- [Directions for this task]: Extract each line holding the word "National" from the entries.

- [Source data]:
+++
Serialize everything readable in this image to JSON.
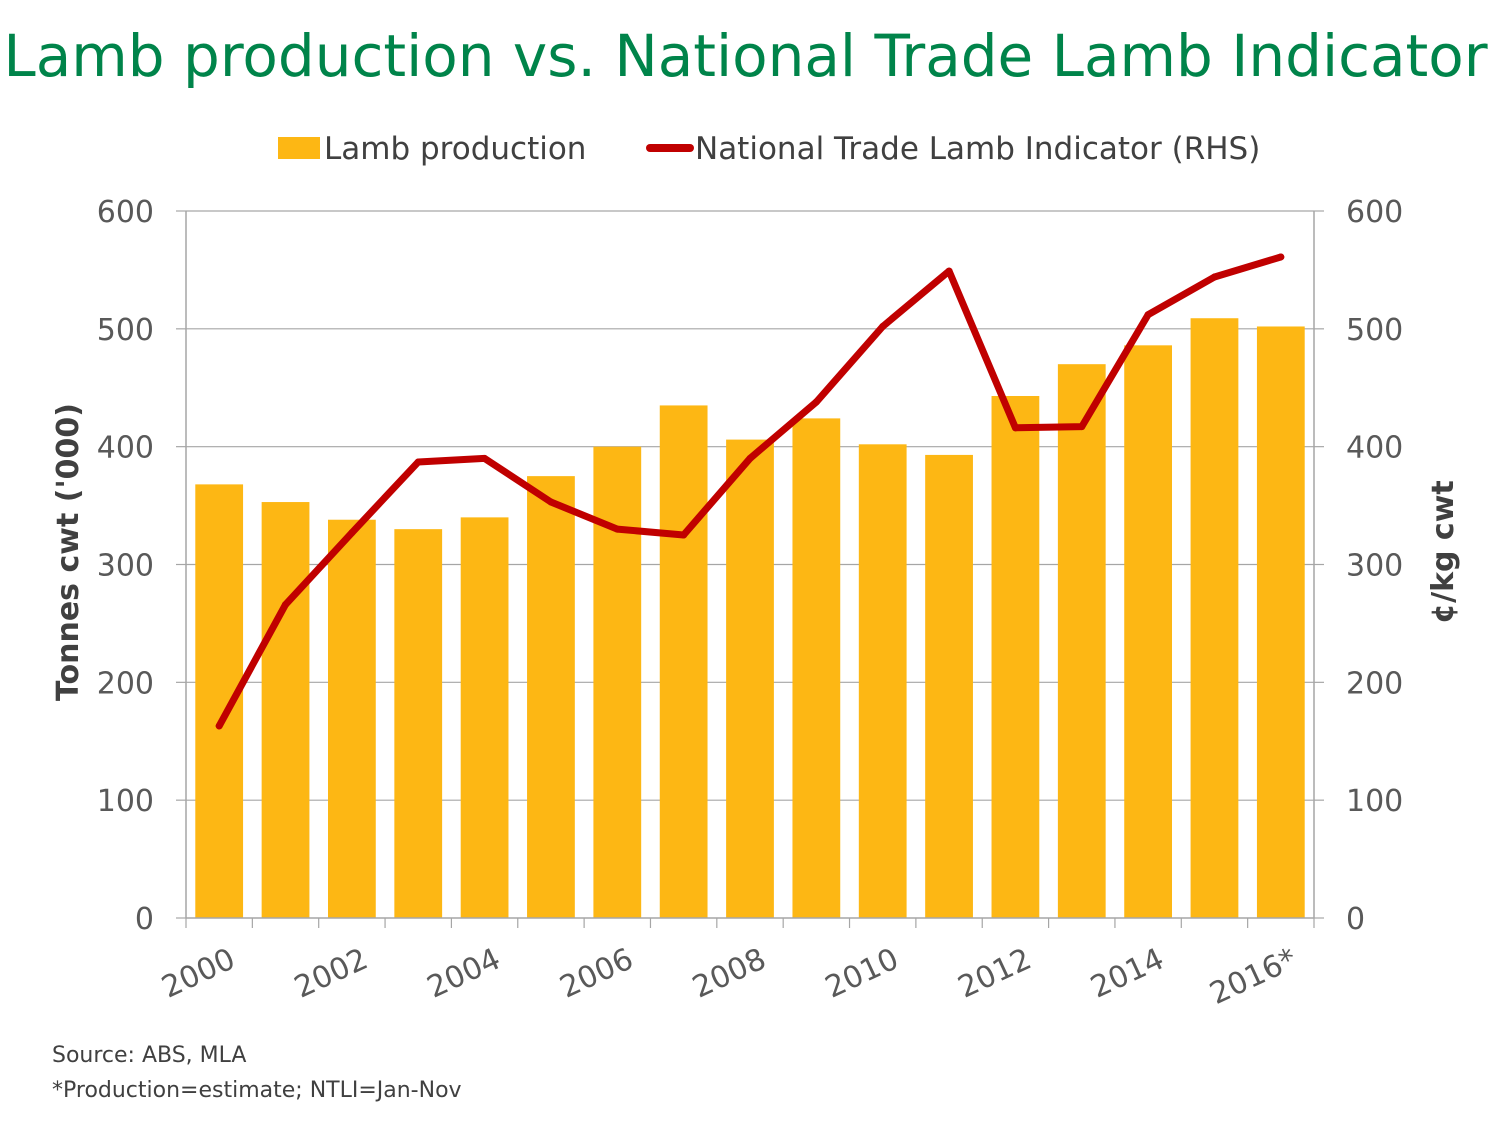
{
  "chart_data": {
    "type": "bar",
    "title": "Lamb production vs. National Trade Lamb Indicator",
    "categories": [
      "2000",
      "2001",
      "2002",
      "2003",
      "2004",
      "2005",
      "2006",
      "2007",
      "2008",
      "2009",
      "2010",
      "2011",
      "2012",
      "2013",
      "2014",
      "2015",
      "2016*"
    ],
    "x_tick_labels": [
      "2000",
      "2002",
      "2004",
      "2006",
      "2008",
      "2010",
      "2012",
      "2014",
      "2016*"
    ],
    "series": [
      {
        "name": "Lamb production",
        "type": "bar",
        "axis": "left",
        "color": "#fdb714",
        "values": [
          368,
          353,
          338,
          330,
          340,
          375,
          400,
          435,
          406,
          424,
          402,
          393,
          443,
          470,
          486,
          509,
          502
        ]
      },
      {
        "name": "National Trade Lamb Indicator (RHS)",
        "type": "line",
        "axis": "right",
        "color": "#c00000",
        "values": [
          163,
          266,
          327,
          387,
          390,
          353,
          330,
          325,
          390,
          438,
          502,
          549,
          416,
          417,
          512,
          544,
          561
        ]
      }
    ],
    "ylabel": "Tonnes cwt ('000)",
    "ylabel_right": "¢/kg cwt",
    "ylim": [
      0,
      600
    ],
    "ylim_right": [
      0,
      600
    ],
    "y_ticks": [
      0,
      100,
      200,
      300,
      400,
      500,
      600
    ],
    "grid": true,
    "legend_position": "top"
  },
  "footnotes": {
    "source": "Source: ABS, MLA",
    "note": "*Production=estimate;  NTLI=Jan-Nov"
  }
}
+++
- [Answer to this exercise]:
    "title": "Lamb production vs. National Trade Lamb Indicator",
        "name": "National Trade Lamb Indicator (RHS)",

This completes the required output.